- _Complete the following_:
1. The passage on poverty and human rights names what bridging the gap in the take-up of social rights requires. List every one of those requirements.
2. Carry on the passage on poverty and human rights, starting after its final sentence about national anti-poverty strategies.

# start of Source text

The fight against poverty can only be won if it is firmly anchored in human rights. The European Social Charter is not just a collection of aspirations: it defines entitlements for individuals. These are enforceable rights that people should be enabled to claim before independent bodies, thus delivering accountability.
Poverty is more than a lack of income or decent work. It is a form of disempowerment fueled by institutional and social maltreatment, social stigma and daily humiliation.
Children are particularly affected. Being born into a low-income household is not just about overcrowded housing, poor nutrition or low-quality education, it is about the mental weight of shame, bullying and diminished confidence.
When a child is forced to drop out of school or faces systemic barriers to success, poverty is perpetuated across generations. Being born into poverty can amount to a life sentence for a crime one has not committed.
Human rights should guide efforts to combat poverty. Rights are empowering. They change the relationship between service providers and clients, connecting duty-bearers with rights-holders.
This is not only essential for human dignity but also has very practical implications. Between 2021-2023, the contribution of social protection to poverty reduction decreased across Europe. A primary cause is the non-take-up of social rights: the gap between what beneficiaries are entitled to in theory and what they have access to in practice.
Bridging this gap requires:
- removing the shame and stigmatisation associated with claiming support;
- providing individuals with clearly defined legal entitlements and access to independent claims mechanisms, including courts;
- moving from “public charity” for beneficiaries to a relationship between duty-bearers and rights-holders.
We call for the adoption of national anti-poverty strategies informed by Article 30 of the European Social Charter, which protects against poverty and social exclusion.

# end of Source text
# start of Supplied material

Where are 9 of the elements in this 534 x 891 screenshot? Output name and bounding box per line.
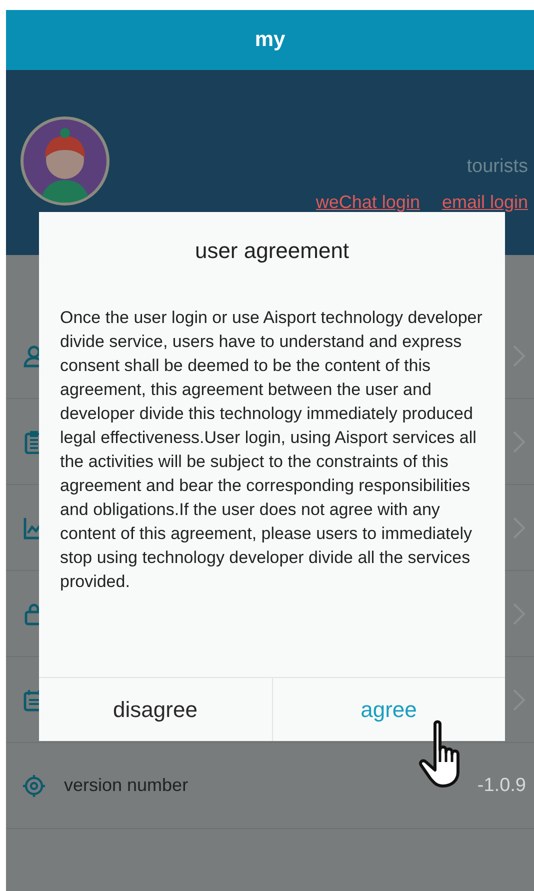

# end of Supplied material

- _Answers in order_:
1.
- removing the shame and stigmatisation associated with claiming support
- providing individuals with clearly defined legal entitlements and access to independent claims mechanisms, including courts
- moving from "public charity" for beneficiaries to a relationship between duty-bearers and rights-holders

2.
These strategies should be designed with the participation of people living in poverty, as recommended in the 2012 UN Guiding Principles on extreme poverty and human rights.
Participation should move beyond tokenism toward co-construction, with an enriched solution toolbox. Such an approach identifies blind spots, empowers the agency of those with lived experience, and breaks path dependency and bureaucratic routines.
Social protection systems are an investment, not a burden. According to 2022 OECD estimates, childhood socio-economic disadvantage costs an average of 3.4% of GDP annually through lost employment, lost earnings, reduced health outcomes and the associated costs of reduced government revenue and increased benefit spending. Not making this a priority for Europe would be both legally unjustifiable and economically irresponsible.
The current threats to democratic life are largely the result of the sentiment, within certain groups of the population, that they are being left behind and are not benefiting from general progress. The fight against poverty is therefore, ultimately, a fight for democracy. We welcome the recognition that social rights are central to the New Democratic Pact for Europe and urge Council of Europe Member States to move from mere recognition to robust, rights-based implementation.